Keep only the lines of the listing that include the word "sqrt", and copy them.

◇ ◇ ◇ ◇ ◇ ◇ ◇

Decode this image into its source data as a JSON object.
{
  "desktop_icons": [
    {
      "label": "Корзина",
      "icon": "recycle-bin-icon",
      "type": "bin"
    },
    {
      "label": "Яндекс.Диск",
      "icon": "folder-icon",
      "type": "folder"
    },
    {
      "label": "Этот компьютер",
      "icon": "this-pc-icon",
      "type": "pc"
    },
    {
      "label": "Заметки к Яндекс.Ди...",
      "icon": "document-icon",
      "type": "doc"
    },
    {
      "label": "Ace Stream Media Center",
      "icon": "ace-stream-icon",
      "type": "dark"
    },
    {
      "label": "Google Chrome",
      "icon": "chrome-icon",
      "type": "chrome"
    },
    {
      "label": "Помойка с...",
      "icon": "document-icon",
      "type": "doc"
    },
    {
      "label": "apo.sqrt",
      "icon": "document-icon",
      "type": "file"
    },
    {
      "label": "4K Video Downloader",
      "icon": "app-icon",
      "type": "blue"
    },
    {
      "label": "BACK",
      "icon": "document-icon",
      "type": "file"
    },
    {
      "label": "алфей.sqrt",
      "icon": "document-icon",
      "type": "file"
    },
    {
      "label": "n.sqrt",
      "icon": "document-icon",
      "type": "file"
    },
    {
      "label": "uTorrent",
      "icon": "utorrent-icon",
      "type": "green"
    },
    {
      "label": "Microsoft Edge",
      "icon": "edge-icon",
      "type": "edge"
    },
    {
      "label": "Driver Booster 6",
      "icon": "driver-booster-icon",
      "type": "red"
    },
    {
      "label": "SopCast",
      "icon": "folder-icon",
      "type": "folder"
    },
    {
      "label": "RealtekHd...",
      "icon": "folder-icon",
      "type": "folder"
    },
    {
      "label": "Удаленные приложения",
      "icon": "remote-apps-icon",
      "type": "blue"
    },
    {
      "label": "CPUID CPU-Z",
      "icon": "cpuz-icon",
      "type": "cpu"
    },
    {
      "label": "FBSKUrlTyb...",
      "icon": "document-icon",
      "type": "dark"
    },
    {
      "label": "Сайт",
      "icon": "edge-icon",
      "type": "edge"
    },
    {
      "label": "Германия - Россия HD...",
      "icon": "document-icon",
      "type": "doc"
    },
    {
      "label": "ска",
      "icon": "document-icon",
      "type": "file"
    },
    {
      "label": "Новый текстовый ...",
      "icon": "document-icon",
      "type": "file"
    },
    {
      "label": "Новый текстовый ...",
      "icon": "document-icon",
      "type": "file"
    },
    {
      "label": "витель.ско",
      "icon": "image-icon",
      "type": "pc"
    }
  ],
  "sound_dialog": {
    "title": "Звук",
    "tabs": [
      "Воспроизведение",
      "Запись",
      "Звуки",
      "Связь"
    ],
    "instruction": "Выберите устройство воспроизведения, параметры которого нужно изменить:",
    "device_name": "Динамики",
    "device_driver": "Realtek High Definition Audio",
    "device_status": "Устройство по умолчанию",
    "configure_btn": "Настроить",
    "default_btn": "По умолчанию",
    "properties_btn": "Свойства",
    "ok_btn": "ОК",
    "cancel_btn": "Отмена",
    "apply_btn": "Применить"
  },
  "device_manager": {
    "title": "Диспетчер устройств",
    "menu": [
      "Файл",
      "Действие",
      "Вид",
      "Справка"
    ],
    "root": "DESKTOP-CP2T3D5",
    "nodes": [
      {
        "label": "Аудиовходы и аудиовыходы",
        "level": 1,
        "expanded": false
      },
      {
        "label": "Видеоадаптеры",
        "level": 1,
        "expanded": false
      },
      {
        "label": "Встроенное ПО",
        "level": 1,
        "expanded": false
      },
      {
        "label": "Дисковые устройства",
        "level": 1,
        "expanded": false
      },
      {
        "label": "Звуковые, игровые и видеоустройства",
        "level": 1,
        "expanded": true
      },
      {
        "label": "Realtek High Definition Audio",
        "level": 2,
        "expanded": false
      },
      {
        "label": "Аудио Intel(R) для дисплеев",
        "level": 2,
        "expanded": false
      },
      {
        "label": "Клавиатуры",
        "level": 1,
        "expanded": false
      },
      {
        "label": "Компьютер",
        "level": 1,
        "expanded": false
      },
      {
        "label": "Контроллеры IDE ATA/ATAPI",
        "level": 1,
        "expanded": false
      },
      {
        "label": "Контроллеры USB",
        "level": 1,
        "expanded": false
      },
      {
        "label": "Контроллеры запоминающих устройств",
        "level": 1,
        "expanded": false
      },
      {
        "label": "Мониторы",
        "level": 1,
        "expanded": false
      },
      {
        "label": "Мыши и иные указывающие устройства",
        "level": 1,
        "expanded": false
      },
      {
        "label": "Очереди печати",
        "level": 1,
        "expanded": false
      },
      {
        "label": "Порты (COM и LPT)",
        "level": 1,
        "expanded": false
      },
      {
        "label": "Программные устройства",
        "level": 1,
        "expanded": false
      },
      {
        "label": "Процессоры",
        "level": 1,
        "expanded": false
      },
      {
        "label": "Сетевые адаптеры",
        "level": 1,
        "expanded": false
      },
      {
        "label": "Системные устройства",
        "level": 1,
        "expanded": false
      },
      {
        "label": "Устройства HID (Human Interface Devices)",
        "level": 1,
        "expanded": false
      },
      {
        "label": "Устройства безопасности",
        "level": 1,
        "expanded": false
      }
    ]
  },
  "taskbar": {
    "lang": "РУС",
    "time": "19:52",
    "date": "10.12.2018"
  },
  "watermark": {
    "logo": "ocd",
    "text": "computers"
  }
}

◇ ◇ ◇ ◇ ◇ ◇ ◇

Response to this exercise ->
      "label": "apo.sqrt",
      "label": "алфей.sqrt",
      "label": "n.sqrt",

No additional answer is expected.